_Set problem_
The entries that follow should be written out exactly.

_Exercise input_
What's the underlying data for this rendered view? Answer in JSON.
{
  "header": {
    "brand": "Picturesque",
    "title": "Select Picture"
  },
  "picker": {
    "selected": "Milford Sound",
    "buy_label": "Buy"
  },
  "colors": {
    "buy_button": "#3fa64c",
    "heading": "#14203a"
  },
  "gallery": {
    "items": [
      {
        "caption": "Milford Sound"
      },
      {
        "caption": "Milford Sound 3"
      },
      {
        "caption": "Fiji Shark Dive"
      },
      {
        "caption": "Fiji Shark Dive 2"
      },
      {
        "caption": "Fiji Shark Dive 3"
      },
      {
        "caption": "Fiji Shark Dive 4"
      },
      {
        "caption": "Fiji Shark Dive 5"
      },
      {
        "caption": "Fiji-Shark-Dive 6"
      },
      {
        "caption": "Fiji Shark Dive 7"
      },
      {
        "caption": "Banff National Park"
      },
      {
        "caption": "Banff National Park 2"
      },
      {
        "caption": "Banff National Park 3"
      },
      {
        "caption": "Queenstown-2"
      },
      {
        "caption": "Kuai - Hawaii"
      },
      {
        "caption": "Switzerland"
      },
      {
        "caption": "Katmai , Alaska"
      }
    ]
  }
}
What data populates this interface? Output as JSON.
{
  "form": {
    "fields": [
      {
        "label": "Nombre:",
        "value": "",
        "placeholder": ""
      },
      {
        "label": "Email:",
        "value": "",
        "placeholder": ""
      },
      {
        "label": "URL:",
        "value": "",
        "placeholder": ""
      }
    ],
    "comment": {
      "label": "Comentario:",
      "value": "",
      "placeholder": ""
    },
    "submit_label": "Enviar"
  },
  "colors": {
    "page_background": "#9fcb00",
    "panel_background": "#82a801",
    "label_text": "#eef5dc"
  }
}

_Written solution_
What's the underlying data for this rendered view? Answer in JSON.
{
  "header": {
    "brand": "Picturesque",
    "title": "Select Picture"
  },
  "picker": {
    "selected": "Milford Sound",
    "buy_label": "Buy"
  },
  "colors": {
    "buy_button": "#3fa64c",
    "heading": "#14203a"
  },
  "gallery": {
    "items": [
      {
        "caption": "Milford Sound"
      },
      {
        "caption": "Milford Sound 3"
      },
      {
        "caption": "Fiji Shark Dive"
      },
      {
        "caption": "Fiji Shark Dive 2"
      },
      {
        "caption": "Fiji Shark Dive 3"
      },
      {
        "caption": "Fiji Shark Dive 4"
      },
      {
        "caption": "Fiji Shark Dive 5"
      },
      {
        "caption": "Fiji-Shark-Dive 6"
      },
      {
        "caption": "Fiji Shark Dive 7"
      },
      {
        "caption": "Banff National Park"
      },
      {
        "caption": "Banff National Park 2"
      },
      {
        "caption": "Banff National Park 3"
      },
      {
        "caption": "Queenstown-2"
      },
      {
        "caption": "Kuai - Hawaii"
      },
      {
        "caption": "Switzerland"
      },
      {
        "caption": "Katmai , Alaska"
      }
    ]
  }
}
What data populates this interface? Output as JSON.
{
  "form": {
    "fields": [
      {
        "label": "Nombre:",
        "value": "",
        "placeholder": ""
      },
      {
        "label": "Email:",
        "value": "",
        "placeholder": ""
      },
      {
        "label": "URL:",
        "value": "",
        "placeholder": ""
      }
    ],
    "comment": {
      "label": "Comentario:",
      "value": "",
      "placeholder": ""
    },
    "submit_label": "Enviar"
  },
  "colors": {
    "page_background": "#9fcb00",
    "panel_background": "#82a801",
    "label_text": "#eef5dc"
  }
}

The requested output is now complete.